**Aim of the exercise:** From the entries that follow, gather each line holding the word "this".

**Dataset extract:**
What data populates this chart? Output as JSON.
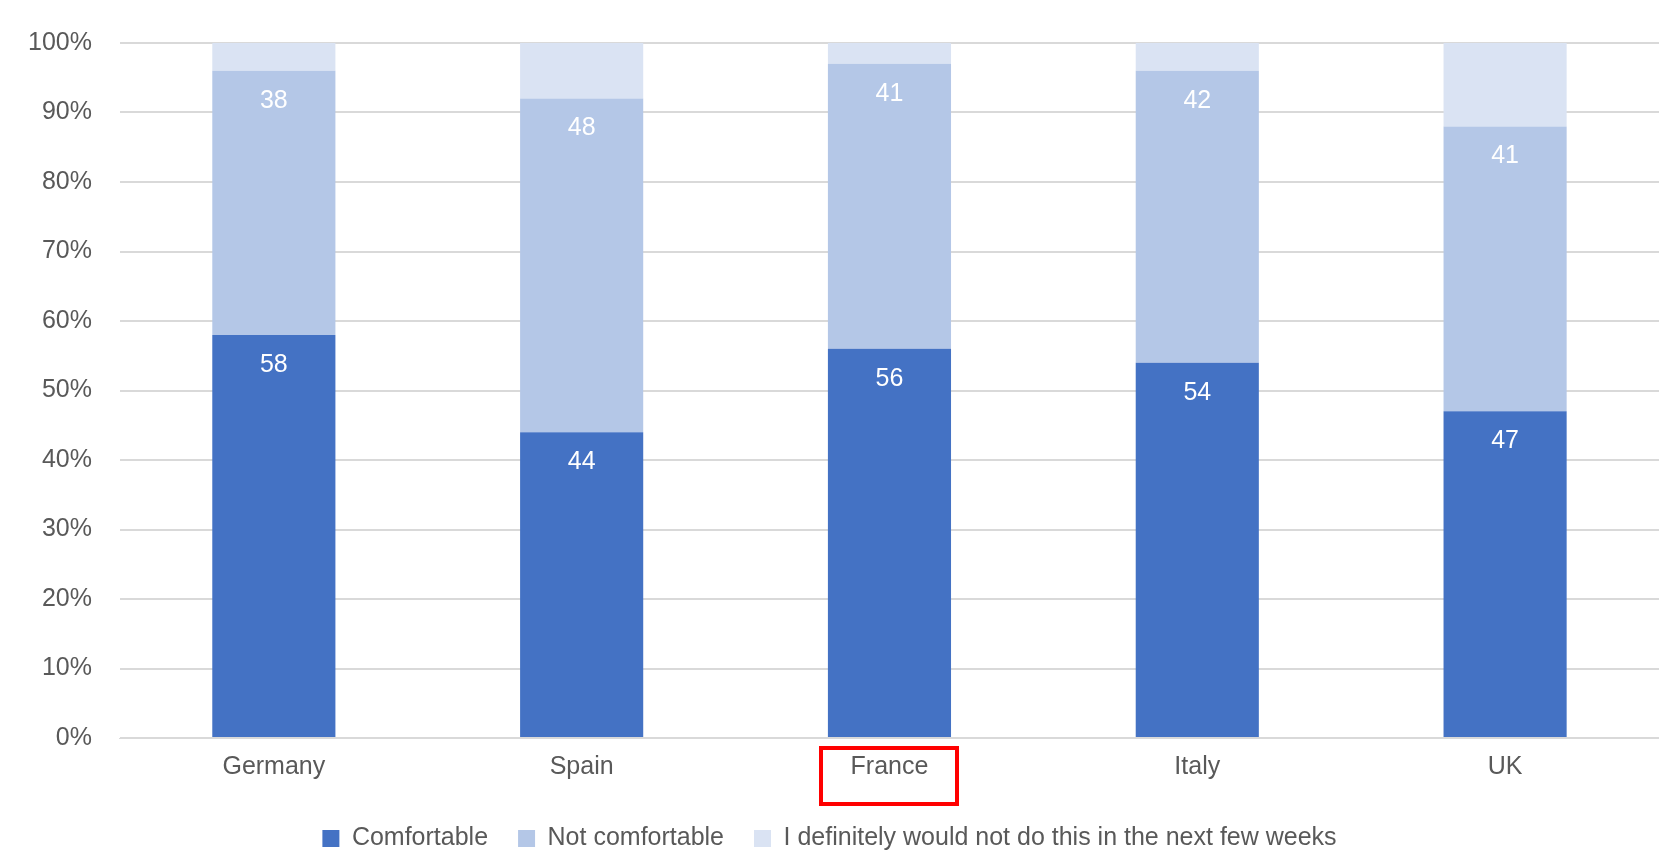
{
  "chart_data": {
    "type": "bar",
    "stacked": true,
    "categories": [
      "Germany",
      "Spain",
      "France",
      "Italy",
      "UK"
    ],
    "series": [
      {
        "name": "Comfortable",
        "color": "#4472c4",
        "values": [
          58,
          44,
          56,
          54,
          47
        ],
        "value_labels": [
          "58",
          "44",
          "56",
          "54",
          "47"
        ]
      },
      {
        "name": "Not comfortable",
        "color": "#b4c7e7",
        "values": [
          38,
          48,
          41,
          42,
          41
        ],
        "value_labels": [
          "38",
          "48",
          "41",
          "42",
          "41"
        ]
      },
      {
        "name": "I definitely would not do this in the next few weeks",
        "color": "#dae3f3",
        "values": [
          4,
          8,
          3,
          4,
          12
        ]
      }
    ],
    "ylim": [
      0,
      100
    ],
    "yticks": [
      {
        "value": 0,
        "label": "0%"
      },
      {
        "value": 10,
        "label": "10%"
      },
      {
        "value": 20,
        "label": "20%"
      },
      {
        "value": 30,
        "label": "30%"
      },
      {
        "value": 40,
        "label": "40%"
      },
      {
        "value": 50,
        "label": "50%"
      },
      {
        "value": 60,
        "label": "60%"
      },
      {
        "value": 70,
        "label": "70%"
      },
      {
        "value": 80,
        "label": "80%"
      },
      {
        "value": 90,
        "label": "90%"
      },
      {
        "value": 100,
        "label": "100%"
      }
    ],
    "grid": "y",
    "legend": "bottom"
  }
}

**Written solution:**
What data populates this chart? Output as JSON.
        "name": "I definitely would not do this in the next few weeks",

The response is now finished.